> **EXTRACTED DATA**:
======

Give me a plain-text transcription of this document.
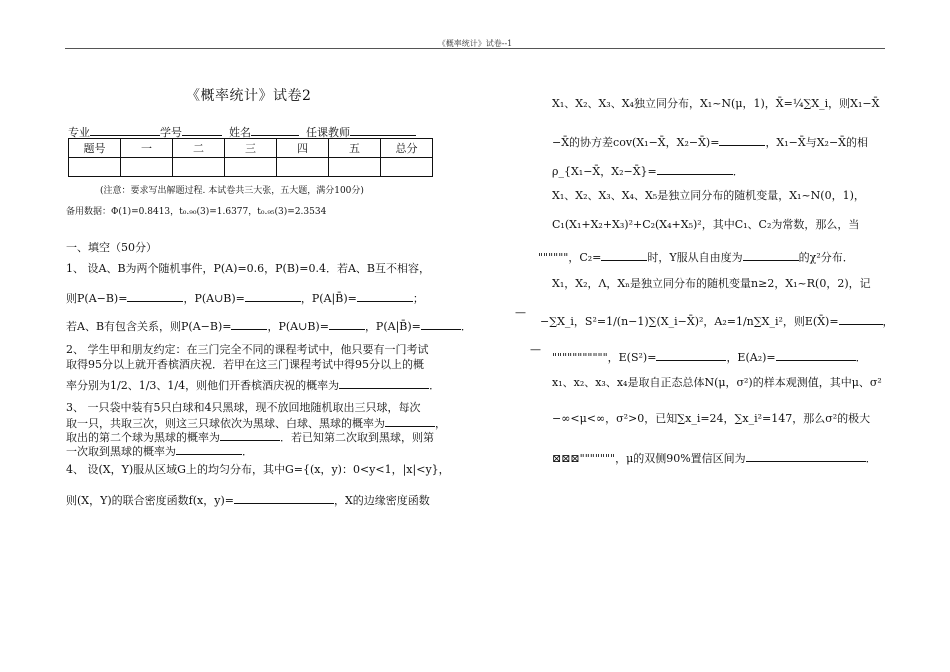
《概率统计》试卷--1
《概率统计》试卷2
专业	学号	姓名	任课教师
题号	一	二	三	四	五	总分

(注意：要求写出解题过程. 本试卷共三大张，五大题，满分100分)
备用数据：Φ(1)=0.8413，t₀.₉₀(3)=1.6377，t₀.₉₅(3)=2.3534
一、填空（50分）
1、 设A、B为两个随机事件，P(A)=0.6，P(B)=0.4．若A、B互不相容，
则P(A−B)=	，P(A∪B)=	，P(A|B̄)=	；
若A、B有包含关系，则P(A−B)=	，P(A∪B)=	，P(A|B̄)=	．
2、 学生甲和朋友约定：在三门完全不同的课程考试中，他只要有一门考试
取得95分以上就开香槟酒庆祝．若甲在这三门课程考试中得95分以上的概
率分别为1/2、1/3、1/4，则他们开香槟酒庆祝的概率为	．
3、 一只袋中装有5只白球和4只黑球，现不放回地随机取出三只球，每次
取一只，共取三次，则这三只球依次为黑球、白球、黑球的概率为	，
取出的第二个球为黑球的概率为	．若已知第二次取到黑球，则第
一次取到黑球的概率为	．
4、 设(X，Y)服从区域G上的均匀分布，其中G={(x，y)：0<y<1，|x|<y}，
则(X，Y)的联合密度函数f(x，y)=	，X的边缘密度函数
X₁、X₂、X₃、X₄独立同分布，X₁~N(μ，1)，X̄=¼∑X_i，则X₁−X̄
−X̄的协方差cov(X₁−X̄，X₂−X̄)=	，X₁−X̄与X₂−X̄的相
ρ_{X₁−X̄，X₂−X̄}=	．
X₁、X₂、X₃、X₄、X₅是独立同分布的随机变量，X₁~N(0，1)，
C₁(X₁+X₂+X₃)²+C₂(X₄+X₅)²，其中C₁、C₂为常数，那么，当
""""""，C₂=	时，Y服从自由度为	的χ²分布．
X₁，X₂，Λ，Xₙ是独立同分布的随机变量n≥2，X₁~R(0，2)，记
—
−∑X_i，S²=1/(n−1)∑(X_i−X̄)²，A₂=1/n∑X_i²，则E(X̄)=	，
—
"""""""""""，E(S²)=	，E(A₂)=	．
x₁、x₂、x₃、x₄是取自正态总体N(μ，σ²)的样本观测值，其中μ、σ²
−∞<μ<∞，σ²>0，已知∑x_i=24，∑x_i²=147，那么σ²的极大
⊠⊠⊠"""""""，μ的双侧90%置信区间为	．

======

Transcribe the material as is, with images omitted.

Give me a plain-text transcription of this document.
《概率统计》试卷--1
《概率统计》试卷2
专业	学号	姓名	任课教师
题号	一	二	三	四	五	总分

(注意：要求写出解题过程. 本试卷共三大张，五大题，满分100分)
备用数据：Φ(1)=0.8413，t₀.₉₀(3)=1.6377，t₀.₉₅(3)=2.3534
一、填空（50分）
1、 设A、B为两个随机事件，P(A)=0.6，P(B)=0.4．若A、B互不相容，
则P(A−B)=	，P(A∪B)=	，P(A|B̄)=	；
若A、B有包含关系，则P(A−B)=	，P(A∪B)=	，P(A|B̄)=	．
2、 学生甲和朋友约定：在三门完全不同的课程考试中，他只要有一门考试
取得95分以上就开香槟酒庆祝．若甲在这三门课程考试中得95分以上的概
率分别为1/2、1/3、1/4，则他们开香槟酒庆祝的概率为	．
3、 一只袋中装有5只白球和4只黑球，现不放回地随机取出三只球，每次
取一只，共取三次，则这三只球依次为黑球、白球、黑球的概率为	，
取出的第二个球为黑球的概率为	．若已知第二次取到黑球，则第
一次取到黑球的概率为	．
4、 设(X，Y)服从区域G上的均匀分布，其中G={(x，y)：0<y<1，|x|<y}，
则(X，Y)的联合密度函数f(x，y)=	，X的边缘密度函数
X₁、X₂、X₃、X₄独立同分布，X₁~N(μ，1)，X̄=¼∑X_i，则X₁−X̄
−X̄的协方差cov(X₁−X̄，X₂−X̄)=	，X₁−X̄与X₂−X̄的相
ρ_{X₁−X̄，X₂−X̄}=	．
X₁、X₂、X₃、X₄、X₅是独立同分布的随机变量，X₁~N(0，1)，
C₁(X₁+X₂+X₃)²+C₂(X₄+X₅)²，其中C₁、C₂为常数，那么，当
""""""，C₂=	时，Y服从自由度为	的χ²分布．
X₁，X₂，Λ，Xₙ是独立同分布的随机变量n≥2，X₁~R(0，2)，记
—
−∑X_i，S²=1/(n−1)∑(X_i−X̄)²，A₂=1/n∑X_i²，则E(X̄)=	，
—
"""""""""""，E(S²)=	，E(A₂)=	．
x₁、x₂、x₃、x₄是取自正态总体N(μ，σ²)的样本观测值，其中μ、σ²
−∞<μ<∞，σ²>0，已知∑x_i=24，∑x_i²=147，那么σ²的极大
⊠⊠⊠"""""""，μ的双侧90%置信区间为	．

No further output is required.